» **OBJECTIVE**
Write out each line of the material again, word for word.

» **DATASET**
§

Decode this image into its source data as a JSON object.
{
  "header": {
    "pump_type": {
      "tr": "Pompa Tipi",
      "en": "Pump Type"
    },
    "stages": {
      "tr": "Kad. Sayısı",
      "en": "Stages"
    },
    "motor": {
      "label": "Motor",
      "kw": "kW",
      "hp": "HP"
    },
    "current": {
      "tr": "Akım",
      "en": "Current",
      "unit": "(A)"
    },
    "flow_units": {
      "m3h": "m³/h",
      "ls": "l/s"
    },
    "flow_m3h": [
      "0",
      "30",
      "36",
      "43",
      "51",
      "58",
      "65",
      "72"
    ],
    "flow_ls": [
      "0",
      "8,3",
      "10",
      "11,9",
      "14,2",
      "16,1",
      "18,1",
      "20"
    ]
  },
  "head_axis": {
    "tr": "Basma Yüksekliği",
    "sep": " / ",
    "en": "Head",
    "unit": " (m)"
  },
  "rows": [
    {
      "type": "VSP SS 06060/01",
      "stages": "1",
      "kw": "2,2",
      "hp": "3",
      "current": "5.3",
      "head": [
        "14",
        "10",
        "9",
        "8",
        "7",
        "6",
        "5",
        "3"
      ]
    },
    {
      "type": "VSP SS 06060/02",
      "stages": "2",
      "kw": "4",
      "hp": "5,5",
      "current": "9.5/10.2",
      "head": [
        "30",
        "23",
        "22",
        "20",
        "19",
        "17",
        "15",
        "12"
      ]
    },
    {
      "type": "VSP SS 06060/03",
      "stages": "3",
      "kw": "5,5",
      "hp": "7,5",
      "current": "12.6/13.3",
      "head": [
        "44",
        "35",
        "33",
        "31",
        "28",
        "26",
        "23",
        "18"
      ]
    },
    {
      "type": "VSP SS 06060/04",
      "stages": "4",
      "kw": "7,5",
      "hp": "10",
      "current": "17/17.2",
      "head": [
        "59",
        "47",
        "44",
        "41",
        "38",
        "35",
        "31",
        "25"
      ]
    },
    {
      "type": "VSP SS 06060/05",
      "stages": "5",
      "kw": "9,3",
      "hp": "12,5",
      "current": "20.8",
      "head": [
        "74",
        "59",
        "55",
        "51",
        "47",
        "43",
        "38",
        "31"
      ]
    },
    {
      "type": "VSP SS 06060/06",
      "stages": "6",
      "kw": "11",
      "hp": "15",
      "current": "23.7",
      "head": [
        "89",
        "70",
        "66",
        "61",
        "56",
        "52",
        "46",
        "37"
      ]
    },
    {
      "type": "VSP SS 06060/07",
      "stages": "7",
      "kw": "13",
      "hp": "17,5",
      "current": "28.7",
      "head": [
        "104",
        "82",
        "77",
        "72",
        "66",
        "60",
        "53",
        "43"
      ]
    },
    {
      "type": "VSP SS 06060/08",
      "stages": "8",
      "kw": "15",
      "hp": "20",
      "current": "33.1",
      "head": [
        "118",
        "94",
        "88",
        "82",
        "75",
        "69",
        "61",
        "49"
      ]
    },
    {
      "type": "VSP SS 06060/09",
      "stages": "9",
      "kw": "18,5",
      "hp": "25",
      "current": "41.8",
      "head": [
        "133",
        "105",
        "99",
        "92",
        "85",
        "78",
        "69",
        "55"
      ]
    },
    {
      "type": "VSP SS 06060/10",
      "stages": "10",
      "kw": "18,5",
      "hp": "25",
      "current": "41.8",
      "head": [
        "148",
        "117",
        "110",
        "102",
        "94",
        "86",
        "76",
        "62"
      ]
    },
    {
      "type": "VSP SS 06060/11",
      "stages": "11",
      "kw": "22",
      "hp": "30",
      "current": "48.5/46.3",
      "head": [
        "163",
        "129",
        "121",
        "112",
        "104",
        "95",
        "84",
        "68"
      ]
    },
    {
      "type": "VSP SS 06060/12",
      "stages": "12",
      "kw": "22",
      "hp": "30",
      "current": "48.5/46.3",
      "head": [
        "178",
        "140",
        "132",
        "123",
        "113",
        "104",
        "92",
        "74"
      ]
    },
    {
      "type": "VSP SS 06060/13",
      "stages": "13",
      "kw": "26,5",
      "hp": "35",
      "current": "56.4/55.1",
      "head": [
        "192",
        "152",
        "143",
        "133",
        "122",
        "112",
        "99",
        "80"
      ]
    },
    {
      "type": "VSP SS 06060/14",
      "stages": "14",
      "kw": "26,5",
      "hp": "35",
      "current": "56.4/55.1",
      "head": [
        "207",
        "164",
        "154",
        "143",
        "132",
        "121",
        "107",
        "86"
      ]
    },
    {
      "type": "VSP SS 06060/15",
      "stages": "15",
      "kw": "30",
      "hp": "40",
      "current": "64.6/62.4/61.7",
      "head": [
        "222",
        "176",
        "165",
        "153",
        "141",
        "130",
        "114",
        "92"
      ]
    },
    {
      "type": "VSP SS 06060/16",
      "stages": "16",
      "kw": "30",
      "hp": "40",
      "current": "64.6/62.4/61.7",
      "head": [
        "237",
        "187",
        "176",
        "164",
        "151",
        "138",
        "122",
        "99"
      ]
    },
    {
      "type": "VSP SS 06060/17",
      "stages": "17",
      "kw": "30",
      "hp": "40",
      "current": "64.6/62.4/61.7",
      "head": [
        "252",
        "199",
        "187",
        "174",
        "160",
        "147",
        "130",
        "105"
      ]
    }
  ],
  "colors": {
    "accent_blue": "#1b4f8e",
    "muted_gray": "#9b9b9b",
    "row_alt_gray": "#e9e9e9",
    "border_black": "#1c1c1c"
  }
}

§

» **FINAL RESULT**
Decode this image into its source data as a JSON object.
{
  "header": {
    "pump_type": {
      "tr": "Pompa Tipi",
      "en": "Pump Type"
    },
    "stages": {
      "tr": "Kad. Sayısı",
      "en": "Stages"
    },
    "motor": {
      "label": "Motor",
      "kw": "kW",
      "hp": "HP"
    },
    "current": {
      "tr": "Akım",
      "en": "Current",
      "unit": "(A)"
    },
    "flow_units": {
      "m3h": "m³/h",
      "ls": "l/s"
    },
    "flow_m3h": [
      "0",
      "30",
      "36",
      "43",
      "51",
      "58",
      "65",
      "72"
    ],
    "flow_ls": [
      "0",
      "8,3",
      "10",
      "11,9",
      "14,2",
      "16,1",
      "18,1",
      "20"
    ]
  },
  "head_axis": {
    "tr": "Basma Yüksekliği",
    "sep": " / ",
    "en": "Head",
    "unit": " (m)"
  },
  "rows": [
    {
      "type": "VSP SS 06060/01",
      "stages": "1",
      "kw": "2,2",
      "hp": "3",
      "current": "5.3",
      "head": [
        "14",
        "10",
        "9",
        "8",
        "7",
        "6",
        "5",
        "3"
      ]
    },
    {
      "type": "VSP SS 06060/02",
      "stages": "2",
      "kw": "4",
      "hp": "5,5",
      "current": "9.5/10.2",
      "head": [
        "30",
        "23",
        "22",
        "20",
        "19",
        "17",
        "15",
        "12"
      ]
    },
    {
      "type": "VSP SS 06060/03",
      "stages": "3",
      "kw": "5,5",
      "hp": "7,5",
      "current": "12.6/13.3",
      "head": [
        "44",
        "35",
        "33",
        "31",
        "28",
        "26",
        "23",
        "18"
      ]
    },
    {
      "type": "VSP SS 06060/04",
      "stages": "4",
      "kw": "7,5",
      "hp": "10",
      "current": "17/17.2",
      "head": [
        "59",
        "47",
        "44",
        "41",
        "38",
        "35",
        "31",
        "25"
      ]
    },
    {
      "type": "VSP SS 06060/05",
      "stages": "5",
      "kw": "9,3",
      "hp": "12,5",
      "current": "20.8",
      "head": [
        "74",
        "59",
        "55",
        "51",
        "47",
        "43",
        "38",
        "31"
      ]
    },
    {
      "type": "VSP SS 06060/06",
      "stages": "6",
      "kw": "11",
      "hp": "15",
      "current": "23.7",
      "head": [
        "89",
        "70",
        "66",
        "61",
        "56",
        "52",
        "46",
        "37"
      ]
    },
    {
      "type": "VSP SS 06060/07",
      "stages": "7",
      "kw": "13",
      "hp": "17,5",
      "current": "28.7",
      "head": [
        "104",
        "82",
        "77",
        "72",
        "66",
        "60",
        "53",
        "43"
      ]
    },
    {
      "type": "VSP SS 06060/08",
      "stages": "8",
      "kw": "15",
      "hp": "20",
      "current": "33.1",
      "head": [
        "118",
        "94",
        "88",
        "82",
        "75",
        "69",
        "61",
        "49"
      ]
    },
    {
      "type": "VSP SS 06060/09",
      "stages": "9",
      "kw": "18,5",
      "hp": "25",
      "current": "41.8",
      "head": [
        "133",
        "105",
        "99",
        "92",
        "85",
        "78",
        "69",
        "55"
      ]
    },
    {
      "type": "VSP SS 06060/10",
      "stages": "10",
      "kw": "18,5",
      "hp": "25",
      "current": "41.8",
      "head": [
        "148",
        "117",
        "110",
        "102",
        "94",
        "86",
        "76",
        "62"
      ]
    },
    {
      "type": "VSP SS 06060/11",
      "stages": "11",
      "kw": "22",
      "hp": "30",
      "current": "48.5/46.3",
      "head": [
        "163",
        "129",
        "121",
        "112",
        "104",
        "95",
        "84",
        "68"
      ]
    },
    {
      "type": "VSP SS 06060/12",
      "stages": "12",
      "kw": "22",
      "hp": "30",
      "current": "48.5/46.3",
      "head": [
        "178",
        "140",
        "132",
        "123",
        "113",
        "104",
        "92",
        "74"
      ]
    },
    {
      "type": "VSP SS 06060/13",
      "stages": "13",
      "kw": "26,5",
      "hp": "35",
      "current": "56.4/55.1",
      "head": [
        "192",
        "152",
        "143",
        "133",
        "122",
        "112",
        "99",
        "80"
      ]
    },
    {
      "type": "VSP SS 06060/14",
      "stages": "14",
      "kw": "26,5",
      "hp": "35",
      "current": "56.4/55.1",
      "head": [
        "207",
        "164",
        "154",
        "143",
        "132",
        "121",
        "107",
        "86"
      ]
    },
    {
      "type": "VSP SS 06060/15",
      "stages": "15",
      "kw": "30",
      "hp": "40",
      "current": "64.6/62.4/61.7",
      "head": [
        "222",
        "176",
        "165",
        "153",
        "141",
        "130",
        "114",
        "92"
      ]
    },
    {
      "type": "VSP SS 06060/16",
      "stages": "16",
      "kw": "30",
      "hp": "40",
      "current": "64.6/62.4/61.7",
      "head": [
        "237",
        "187",
        "176",
        "164",
        "151",
        "138",
        "122",
        "99"
      ]
    },
    {
      "type": "VSP SS 06060/17",
      "stages": "17",
      "kw": "30",
      "hp": "40",
      "current": "64.6/62.4/61.7",
      "head": [
        "252",
        "199",
        "187",
        "174",
        "160",
        "147",
        "130",
        "105"
      ]
    }
  ],
  "colors": {
    "accent_blue": "#1b4f8e",
    "muted_gray": "#9b9b9b",
    "row_alt_gray": "#e9e9e9",
    "border_black": "#1c1c1c"
  }
}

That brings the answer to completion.